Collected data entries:

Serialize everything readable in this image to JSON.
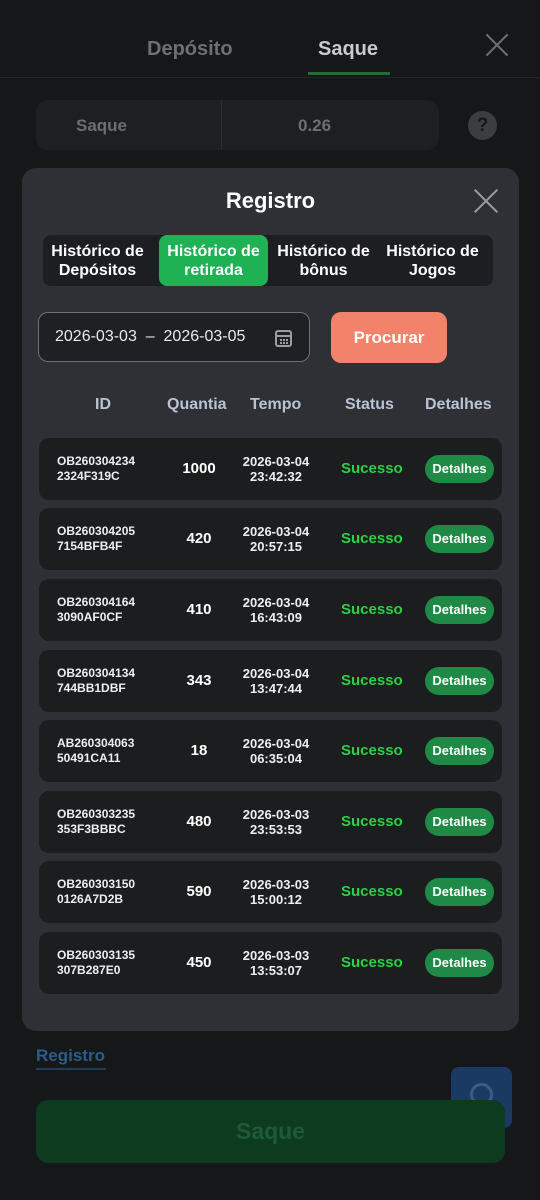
{
  "background": {
    "tabs": {
      "deposit": "Depósito",
      "withdraw": "Saque"
    },
    "amount_label": "Saque",
    "amount_value": "0.26",
    "help": "?",
    "registro_link": "Registro",
    "saque_button": "Saque"
  },
  "modal": {
    "title": "Registro",
    "tabs": [
      {
        "label": "Histórico de\nDepósitos",
        "active": false
      },
      {
        "label": "Histórico de\nretirada",
        "active": true
      },
      {
        "label": "Histórico de\nbônus",
        "active": false
      },
      {
        "label": "Histórico de\nJogos",
        "active": false
      }
    ],
    "date_range": "2026-03-03  –  2026-03-05",
    "search_button": "Procurar",
    "columns": {
      "id": "ID",
      "qty": "Quantia",
      "time": "Tempo",
      "status": "Status",
      "details": "Detalhes"
    },
    "rows": [
      {
        "id1": "OB260304234",
        "id2": "2324F319C",
        "qty": "1000",
        "date": "2026-03-04",
        "time": "23:42:32",
        "status": "Sucesso",
        "btn": "Detalhes"
      },
      {
        "id1": "OB260304205",
        "id2": "7154BFB4F",
        "qty": "420",
        "date": "2026-03-04",
        "time": "20:57:15",
        "status": "Sucesso",
        "btn": "Detalhes"
      },
      {
        "id1": "OB260304164",
        "id2": "3090AF0CF",
        "qty": "410",
        "date": "2026-03-04",
        "time": "16:43:09",
        "status": "Sucesso",
        "btn": "Detalhes"
      },
      {
        "id1": "OB260304134",
        "id2": "744BB1DBF",
        "qty": "343",
        "date": "2026-03-04",
        "time": "13:47:44",
        "status": "Sucesso",
        "btn": "Detalhes"
      },
      {
        "id1": "AB260304063",
        "id2": "50491CA11",
        "qty": "18",
        "date": "2026-03-04",
        "time": "06:35:04",
        "status": "Sucesso",
        "btn": "Detalhes"
      },
      {
        "id1": "OB260303235",
        "id2": "353F3BBBC",
        "qty": "480",
        "date": "2026-03-03",
        "time": "23:53:53",
        "status": "Sucesso",
        "btn": "Detalhes"
      },
      {
        "id1": "OB260303150",
        "id2": "0126A7D2B",
        "qty": "590",
        "date": "2026-03-03",
        "time": "15:00:12",
        "status": "Sucesso",
        "btn": "Detalhes"
      },
      {
        "id1": "OB260303135",
        "id2": "307B287E0",
        "qty": "450",
        "date": "2026-03-03",
        "time": "13:53:07",
        "status": "Sucesso",
        "btn": "Detalhes"
      }
    ]
  },
  "colors": {
    "accent_green": "#1fb255",
    "status_green": "#26d342",
    "search_orange": "#f3826a"
  }
}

Given problem: Collect each line holding the string "Saque".

Written solution:
      "withdraw": "Saque"
    "amount_label": "Saque",
    "saque_button": "Saque"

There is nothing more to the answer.